WHAT TO PRODUCE ▸
Write out the data again in full, exactly as it reads.

EXERCISE INPUT ▸
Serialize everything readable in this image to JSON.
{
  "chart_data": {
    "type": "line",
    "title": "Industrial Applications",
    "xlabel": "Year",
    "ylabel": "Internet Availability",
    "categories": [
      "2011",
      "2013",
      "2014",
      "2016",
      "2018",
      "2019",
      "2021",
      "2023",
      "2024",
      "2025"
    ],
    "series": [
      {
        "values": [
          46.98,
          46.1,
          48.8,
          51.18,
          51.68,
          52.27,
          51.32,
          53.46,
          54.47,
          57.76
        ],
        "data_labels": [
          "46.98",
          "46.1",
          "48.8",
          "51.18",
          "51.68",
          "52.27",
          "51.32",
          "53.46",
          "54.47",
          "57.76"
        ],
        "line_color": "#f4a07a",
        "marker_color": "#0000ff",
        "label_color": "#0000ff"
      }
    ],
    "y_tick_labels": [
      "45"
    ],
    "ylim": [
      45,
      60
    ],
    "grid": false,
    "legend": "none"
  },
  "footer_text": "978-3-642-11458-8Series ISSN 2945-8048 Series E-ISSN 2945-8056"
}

EXERCISE SOLUTION ▸
Serialize everything readable in this image to JSON.
{
  "chart_data": {
    "type": "line",
    "title": "Industrial Applications",
    "xlabel": "Year",
    "ylabel": "Internet Availability",
    "categories": [
      "2011",
      "2013",
      "2014",
      "2016",
      "2018",
      "2019",
      "2021",
      "2023",
      "2024",
      "2025"
    ],
    "series": [
      {
        "values": [
          46.98,
          46.1,
          48.8,
          51.18,
          51.68,
          52.27,
          51.32,
          53.46,
          54.47,
          57.76
        ],
        "data_labels": [
          "46.98",
          "46.1",
          "48.8",
          "51.18",
          "51.68",
          "52.27",
          "51.32",
          "53.46",
          "54.47",
          "57.76"
        ],
        "line_color": "#f4a07a",
        "marker_color": "#0000ff",
        "label_color": "#0000ff"
      }
    ],
    "y_tick_labels": [
      "45"
    ],
    "ylim": [
      45,
      60
    ],
    "grid": false,
    "legend": "none"
  },
  "footer_text": "978-3-642-11458-8Series ISSN 2945-8048 Series E-ISSN 2945-8056"
}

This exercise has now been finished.